## Text passage
********

- Born: Benjamin Samberg March 21, 1906 New York City, U.S.
- Died: July 6, 1999 (aged 93) New York City, U.S.
- Genres: Comedy; novelty;
- Occupations: Singer; songwriter;
- Years active: 1929–1997

= Benny Bell =

American singer-songwriter (1906–1999)

Benny Bell (born Benjamin Samberg; March 21, 1906 – July 6, 1999) was an American singer-songwriter who reached popularity in the 1940s, with a comeback in the 1970s. He is remembered for his risqué but cheerfully optimistic songs.

==Career==
Benny Bell was born to an immigrant Jewish family in New York City. His father wanted him to be a rabbi, but after trying various odd jobs including self-employed street peddler, he decided to pursue a career in vaudeville and music, sometimes under the names Benny Bimbo and Paul Wynn. His first record, "The Alimony Blues" (backed with "Fast Asleep on a Mountain"), for Plaza Records on December 16, 1929 was a comical song about preferring to spend time in jail rather than pay alimony. He went on to write approximately 600 songs, most of which are documented in his many notebooks, ledgers and copyright papers.

In addition to songs with English lyrics, he wrote and recorded in Yiddish and Hebrew, sometimes mixing two or three languages in one song (e.g. "Bar Mitzvah Boy" which uses three). According to liner notes on his albums, these songs should be understood by listeners who speak any of the languages.

********

Element box annotations
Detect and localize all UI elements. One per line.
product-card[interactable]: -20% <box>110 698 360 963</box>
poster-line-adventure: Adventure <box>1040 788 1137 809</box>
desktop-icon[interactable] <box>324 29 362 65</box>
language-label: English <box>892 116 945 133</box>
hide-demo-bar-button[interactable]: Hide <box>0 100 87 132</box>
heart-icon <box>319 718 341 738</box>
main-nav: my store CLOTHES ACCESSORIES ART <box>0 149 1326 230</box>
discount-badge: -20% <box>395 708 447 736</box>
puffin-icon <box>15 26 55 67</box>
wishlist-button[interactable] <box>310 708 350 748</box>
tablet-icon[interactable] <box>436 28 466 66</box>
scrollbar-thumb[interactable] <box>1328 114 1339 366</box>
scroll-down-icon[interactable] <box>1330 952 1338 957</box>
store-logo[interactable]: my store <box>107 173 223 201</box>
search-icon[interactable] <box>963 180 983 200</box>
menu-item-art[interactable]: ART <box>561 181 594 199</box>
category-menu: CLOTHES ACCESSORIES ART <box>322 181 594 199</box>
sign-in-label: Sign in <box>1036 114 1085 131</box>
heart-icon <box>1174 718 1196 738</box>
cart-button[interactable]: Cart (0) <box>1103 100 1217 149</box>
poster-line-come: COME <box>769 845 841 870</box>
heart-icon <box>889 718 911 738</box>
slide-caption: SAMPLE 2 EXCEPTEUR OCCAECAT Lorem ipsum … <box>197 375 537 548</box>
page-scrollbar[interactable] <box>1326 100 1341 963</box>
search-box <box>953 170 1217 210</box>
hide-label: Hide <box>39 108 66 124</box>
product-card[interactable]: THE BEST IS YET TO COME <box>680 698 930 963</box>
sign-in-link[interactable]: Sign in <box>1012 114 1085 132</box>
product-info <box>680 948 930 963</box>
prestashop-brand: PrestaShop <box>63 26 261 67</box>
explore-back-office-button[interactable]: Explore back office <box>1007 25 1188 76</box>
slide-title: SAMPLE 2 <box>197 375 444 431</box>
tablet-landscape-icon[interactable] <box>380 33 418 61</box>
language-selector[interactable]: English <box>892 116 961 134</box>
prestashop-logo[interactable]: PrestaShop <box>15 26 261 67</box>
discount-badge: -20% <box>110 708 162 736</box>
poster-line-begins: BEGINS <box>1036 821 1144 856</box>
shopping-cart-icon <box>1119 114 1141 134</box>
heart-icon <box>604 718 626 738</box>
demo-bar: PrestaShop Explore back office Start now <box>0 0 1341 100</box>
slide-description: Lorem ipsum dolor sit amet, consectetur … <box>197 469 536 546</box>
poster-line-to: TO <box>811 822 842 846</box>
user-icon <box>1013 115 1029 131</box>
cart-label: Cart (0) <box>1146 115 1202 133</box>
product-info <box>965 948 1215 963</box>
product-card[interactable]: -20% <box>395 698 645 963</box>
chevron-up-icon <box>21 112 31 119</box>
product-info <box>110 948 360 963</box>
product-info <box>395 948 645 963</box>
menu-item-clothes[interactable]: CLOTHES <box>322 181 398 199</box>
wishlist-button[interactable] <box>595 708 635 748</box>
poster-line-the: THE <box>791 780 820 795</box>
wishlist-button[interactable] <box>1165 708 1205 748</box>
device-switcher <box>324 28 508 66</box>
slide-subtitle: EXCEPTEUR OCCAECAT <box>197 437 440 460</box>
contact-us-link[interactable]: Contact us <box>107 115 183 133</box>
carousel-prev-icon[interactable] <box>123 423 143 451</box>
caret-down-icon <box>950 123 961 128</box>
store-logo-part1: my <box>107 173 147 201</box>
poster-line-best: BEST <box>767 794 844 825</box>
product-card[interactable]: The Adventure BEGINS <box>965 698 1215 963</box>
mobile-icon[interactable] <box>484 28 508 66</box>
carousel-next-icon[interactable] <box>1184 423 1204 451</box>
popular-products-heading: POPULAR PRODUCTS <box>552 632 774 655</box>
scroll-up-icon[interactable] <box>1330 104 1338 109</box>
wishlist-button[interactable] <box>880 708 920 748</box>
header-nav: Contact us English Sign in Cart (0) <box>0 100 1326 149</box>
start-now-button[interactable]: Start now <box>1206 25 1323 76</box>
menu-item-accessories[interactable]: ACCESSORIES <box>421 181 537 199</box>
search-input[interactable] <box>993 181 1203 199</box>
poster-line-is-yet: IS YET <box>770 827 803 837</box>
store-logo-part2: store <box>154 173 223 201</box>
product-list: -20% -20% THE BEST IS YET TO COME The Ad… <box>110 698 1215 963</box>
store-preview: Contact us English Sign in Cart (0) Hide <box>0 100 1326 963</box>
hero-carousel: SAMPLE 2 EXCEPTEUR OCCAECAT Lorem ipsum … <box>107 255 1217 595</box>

********

## To be done
A - List every song title that the Benny Bell biography names.
B - Copy out the entries word for word, starting at their first line and ending at the line containing "puffin-icon <box>15 26 55 67</box>".
The text about Benny Bell and the entries are unrelated material.

## Results of the exercise
A -
"The Alimony Blues"
"Fast Asleep on a Mountain"
"Bar Mitzvah Boy"

B -
Detect and localize all UI elements. One per line.
product-card[interactable]: -20% <box>110 698 360 963</box>
poster-line-adventure: Adventure <box>1040 788 1137 809</box>
desktop-icon[interactable] <box>324 29 362 65</box>
language-label: English <box>892 116 945 133</box>
hide-demo-bar-button[interactable]: Hide <box>0 100 87 132</box>
heart-icon <box>319 718 341 738</box>
main-nav: my store CLOTHES ACCESSORIES ART <box>0 149 1326 230</box>
discount-badge: -20% <box>395 708 447 736</box>
puffin-icon <box>15 26 55 67</box>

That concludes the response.